TASK OBJECTIVE: Work out the number of lines in the listing that include the string "name". Reply with that number alone.

-=-=-

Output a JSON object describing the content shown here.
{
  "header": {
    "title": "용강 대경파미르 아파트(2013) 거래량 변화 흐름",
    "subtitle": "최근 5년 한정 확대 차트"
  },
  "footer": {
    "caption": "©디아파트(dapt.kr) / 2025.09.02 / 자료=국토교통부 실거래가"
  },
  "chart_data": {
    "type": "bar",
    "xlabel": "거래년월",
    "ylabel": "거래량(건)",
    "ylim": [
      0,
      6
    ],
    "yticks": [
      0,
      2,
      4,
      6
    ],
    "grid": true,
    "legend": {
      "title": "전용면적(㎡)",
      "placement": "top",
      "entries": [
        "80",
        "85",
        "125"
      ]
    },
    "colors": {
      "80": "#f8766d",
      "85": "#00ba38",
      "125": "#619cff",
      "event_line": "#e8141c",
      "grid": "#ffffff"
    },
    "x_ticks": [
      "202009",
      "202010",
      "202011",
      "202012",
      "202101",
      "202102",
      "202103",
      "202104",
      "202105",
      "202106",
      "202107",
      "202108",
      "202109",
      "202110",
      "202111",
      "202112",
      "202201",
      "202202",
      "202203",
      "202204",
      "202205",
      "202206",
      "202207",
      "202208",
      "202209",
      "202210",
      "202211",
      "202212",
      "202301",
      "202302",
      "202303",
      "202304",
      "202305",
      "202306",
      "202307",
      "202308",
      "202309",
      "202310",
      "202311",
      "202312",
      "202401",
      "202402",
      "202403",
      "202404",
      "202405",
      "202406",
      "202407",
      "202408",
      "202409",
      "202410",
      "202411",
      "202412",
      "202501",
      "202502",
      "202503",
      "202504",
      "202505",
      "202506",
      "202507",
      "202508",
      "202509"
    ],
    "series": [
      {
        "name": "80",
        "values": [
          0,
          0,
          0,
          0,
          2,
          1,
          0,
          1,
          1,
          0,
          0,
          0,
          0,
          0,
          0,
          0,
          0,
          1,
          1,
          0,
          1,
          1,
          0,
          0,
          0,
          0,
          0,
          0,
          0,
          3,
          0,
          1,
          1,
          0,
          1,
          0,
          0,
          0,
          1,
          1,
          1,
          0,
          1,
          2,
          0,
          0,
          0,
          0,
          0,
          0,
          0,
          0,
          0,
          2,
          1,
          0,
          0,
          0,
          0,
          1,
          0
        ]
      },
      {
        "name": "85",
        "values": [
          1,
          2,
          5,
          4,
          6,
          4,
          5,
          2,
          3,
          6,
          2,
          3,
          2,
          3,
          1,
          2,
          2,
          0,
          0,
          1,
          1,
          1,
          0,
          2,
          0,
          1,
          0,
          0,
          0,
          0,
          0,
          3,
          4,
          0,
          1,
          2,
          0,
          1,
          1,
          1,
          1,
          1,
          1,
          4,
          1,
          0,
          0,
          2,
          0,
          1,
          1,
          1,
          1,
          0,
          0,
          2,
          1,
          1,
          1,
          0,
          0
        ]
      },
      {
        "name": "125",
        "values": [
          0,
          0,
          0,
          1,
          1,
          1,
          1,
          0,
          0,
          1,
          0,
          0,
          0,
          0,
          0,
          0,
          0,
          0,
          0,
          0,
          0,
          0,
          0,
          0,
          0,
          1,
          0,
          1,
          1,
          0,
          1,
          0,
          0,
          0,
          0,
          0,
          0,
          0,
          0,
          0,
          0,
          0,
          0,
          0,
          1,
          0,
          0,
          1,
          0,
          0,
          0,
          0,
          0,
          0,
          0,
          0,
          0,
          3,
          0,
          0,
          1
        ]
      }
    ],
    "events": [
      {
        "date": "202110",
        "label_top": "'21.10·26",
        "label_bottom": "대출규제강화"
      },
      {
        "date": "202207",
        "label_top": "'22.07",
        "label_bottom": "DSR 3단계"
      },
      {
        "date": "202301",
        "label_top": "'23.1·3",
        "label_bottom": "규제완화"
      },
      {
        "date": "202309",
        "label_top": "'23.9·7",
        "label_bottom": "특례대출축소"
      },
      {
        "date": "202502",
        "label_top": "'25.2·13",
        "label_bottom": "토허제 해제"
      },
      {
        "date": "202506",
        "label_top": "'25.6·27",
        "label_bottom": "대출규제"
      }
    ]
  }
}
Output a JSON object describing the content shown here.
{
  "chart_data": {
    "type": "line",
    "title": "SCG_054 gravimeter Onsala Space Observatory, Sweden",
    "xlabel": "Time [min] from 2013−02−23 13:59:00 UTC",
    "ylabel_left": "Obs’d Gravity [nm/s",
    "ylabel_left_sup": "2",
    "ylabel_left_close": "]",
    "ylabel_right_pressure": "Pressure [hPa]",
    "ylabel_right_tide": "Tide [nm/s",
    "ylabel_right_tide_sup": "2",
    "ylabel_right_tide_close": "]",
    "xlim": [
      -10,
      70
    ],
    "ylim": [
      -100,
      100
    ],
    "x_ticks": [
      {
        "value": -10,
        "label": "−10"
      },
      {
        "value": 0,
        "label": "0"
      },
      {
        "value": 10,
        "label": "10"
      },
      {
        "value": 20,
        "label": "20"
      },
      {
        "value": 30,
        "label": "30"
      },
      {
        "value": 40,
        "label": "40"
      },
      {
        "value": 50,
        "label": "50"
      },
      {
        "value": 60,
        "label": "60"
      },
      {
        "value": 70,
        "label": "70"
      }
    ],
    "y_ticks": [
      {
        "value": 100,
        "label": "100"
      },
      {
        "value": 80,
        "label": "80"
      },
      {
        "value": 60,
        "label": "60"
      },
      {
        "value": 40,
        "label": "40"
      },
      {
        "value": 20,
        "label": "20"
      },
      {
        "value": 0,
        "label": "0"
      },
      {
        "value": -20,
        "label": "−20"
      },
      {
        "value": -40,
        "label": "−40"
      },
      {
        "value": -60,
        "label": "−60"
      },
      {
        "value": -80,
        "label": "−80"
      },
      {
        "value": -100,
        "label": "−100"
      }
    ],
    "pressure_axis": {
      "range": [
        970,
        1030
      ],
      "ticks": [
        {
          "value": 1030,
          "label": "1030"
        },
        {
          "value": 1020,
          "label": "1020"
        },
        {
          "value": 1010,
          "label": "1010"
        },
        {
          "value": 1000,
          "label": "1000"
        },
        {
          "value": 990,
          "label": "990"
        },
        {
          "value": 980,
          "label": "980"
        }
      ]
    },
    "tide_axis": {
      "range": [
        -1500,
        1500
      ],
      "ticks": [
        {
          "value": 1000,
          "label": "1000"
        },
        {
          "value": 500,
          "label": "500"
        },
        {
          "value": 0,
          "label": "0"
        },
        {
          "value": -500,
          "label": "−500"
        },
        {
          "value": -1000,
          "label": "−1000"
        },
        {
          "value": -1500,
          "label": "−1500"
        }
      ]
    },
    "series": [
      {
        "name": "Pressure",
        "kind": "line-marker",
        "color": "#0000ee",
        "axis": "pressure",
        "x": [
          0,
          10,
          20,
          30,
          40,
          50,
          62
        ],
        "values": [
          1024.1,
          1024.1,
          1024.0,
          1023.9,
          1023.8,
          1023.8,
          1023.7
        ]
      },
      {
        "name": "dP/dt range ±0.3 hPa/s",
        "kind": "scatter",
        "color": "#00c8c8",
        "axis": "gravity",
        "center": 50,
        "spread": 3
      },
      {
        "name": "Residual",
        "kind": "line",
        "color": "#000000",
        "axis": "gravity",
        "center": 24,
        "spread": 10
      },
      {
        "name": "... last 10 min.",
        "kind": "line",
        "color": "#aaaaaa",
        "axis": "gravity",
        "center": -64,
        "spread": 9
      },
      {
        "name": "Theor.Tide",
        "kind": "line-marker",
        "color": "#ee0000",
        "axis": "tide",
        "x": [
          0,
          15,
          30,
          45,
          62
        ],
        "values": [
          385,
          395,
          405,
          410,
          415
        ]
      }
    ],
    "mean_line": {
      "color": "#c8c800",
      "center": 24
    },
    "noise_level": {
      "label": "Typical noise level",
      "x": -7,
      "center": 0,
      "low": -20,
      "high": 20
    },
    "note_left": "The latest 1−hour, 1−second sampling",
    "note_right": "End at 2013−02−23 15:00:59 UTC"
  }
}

-=-=-

TASK RESULT: 8